Stored records
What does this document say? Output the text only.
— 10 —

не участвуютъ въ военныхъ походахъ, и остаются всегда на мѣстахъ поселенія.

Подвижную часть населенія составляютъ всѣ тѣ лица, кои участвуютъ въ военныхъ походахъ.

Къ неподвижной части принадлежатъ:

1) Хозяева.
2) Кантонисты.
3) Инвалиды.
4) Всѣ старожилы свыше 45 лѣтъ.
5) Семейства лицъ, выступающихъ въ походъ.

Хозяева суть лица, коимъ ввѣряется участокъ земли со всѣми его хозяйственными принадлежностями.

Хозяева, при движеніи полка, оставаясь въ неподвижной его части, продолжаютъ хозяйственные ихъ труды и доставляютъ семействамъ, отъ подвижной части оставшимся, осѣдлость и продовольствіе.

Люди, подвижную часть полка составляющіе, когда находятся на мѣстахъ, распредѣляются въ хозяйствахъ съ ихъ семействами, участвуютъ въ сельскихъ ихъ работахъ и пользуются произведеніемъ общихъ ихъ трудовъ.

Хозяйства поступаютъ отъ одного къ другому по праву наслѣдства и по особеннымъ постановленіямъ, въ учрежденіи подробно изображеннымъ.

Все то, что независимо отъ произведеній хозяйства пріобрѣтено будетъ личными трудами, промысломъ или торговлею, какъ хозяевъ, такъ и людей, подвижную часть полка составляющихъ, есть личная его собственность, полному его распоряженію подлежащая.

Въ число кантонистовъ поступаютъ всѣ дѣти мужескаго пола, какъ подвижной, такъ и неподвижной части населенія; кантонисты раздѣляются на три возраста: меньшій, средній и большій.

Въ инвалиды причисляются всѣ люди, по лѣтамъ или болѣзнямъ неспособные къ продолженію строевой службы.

**Task description**
Extract each line of the material exactly as it stands.

**Result**
What does this document say? Output the text only.
— 10 —

не участвуютъ въ военныхъ походахъ, и остаются всегда на мѣстахъ поселенія.

Подвижную часть населенія составляютъ всѣ тѣ лица, кои участвуютъ въ военныхъ походахъ.

Къ неподвижной части принадлежатъ:

1) Хозяева.
2) Кантонисты.
3) Инвалиды.
4) Всѣ старожилы свыше 45 лѣтъ.
5) Семейства лицъ, выступающихъ въ походъ.

Хозяева суть лица, коимъ ввѣряется участокъ земли со всѣми его хозяйственными принадлежностями.

Хозяева, при движеніи полка, оставаясь въ неподвижной его части, продолжаютъ хозяйственные ихъ труды и доставляютъ семействамъ, отъ подвижной части оставшимся, осѣдлость и продовольствіе.

Люди, подвижную часть полка составляющіе, когда находятся на мѣстахъ, распредѣляются въ хозяйствахъ съ ихъ семействами, участвуютъ въ сельскихъ ихъ работахъ и пользуются произведеніемъ общихъ ихъ трудовъ.

Хозяйства поступаютъ отъ одного къ другому по праву наслѣдства и по особеннымъ постановленіямъ, въ учрежденіи подробно изображеннымъ.

Все то, что независимо отъ произведеній хозяйства пріобрѣтено будетъ личными трудами, промысломъ или торговлею, какъ хозяевъ, такъ и людей, подвижную часть полка составляющихъ, есть личная его собственность, полному его распоряженію подлежащая.

Въ число кантонистовъ поступаютъ всѣ дѣти мужескаго пола, какъ подвижной, такъ и неподвижной части населенія; кантонисты раздѣляются на три возраста: меньшій, средній и большій.

Въ инвалиды причисляются всѣ люди, по лѣтамъ или болѣзнямъ неспособные къ продолженію строевой службы.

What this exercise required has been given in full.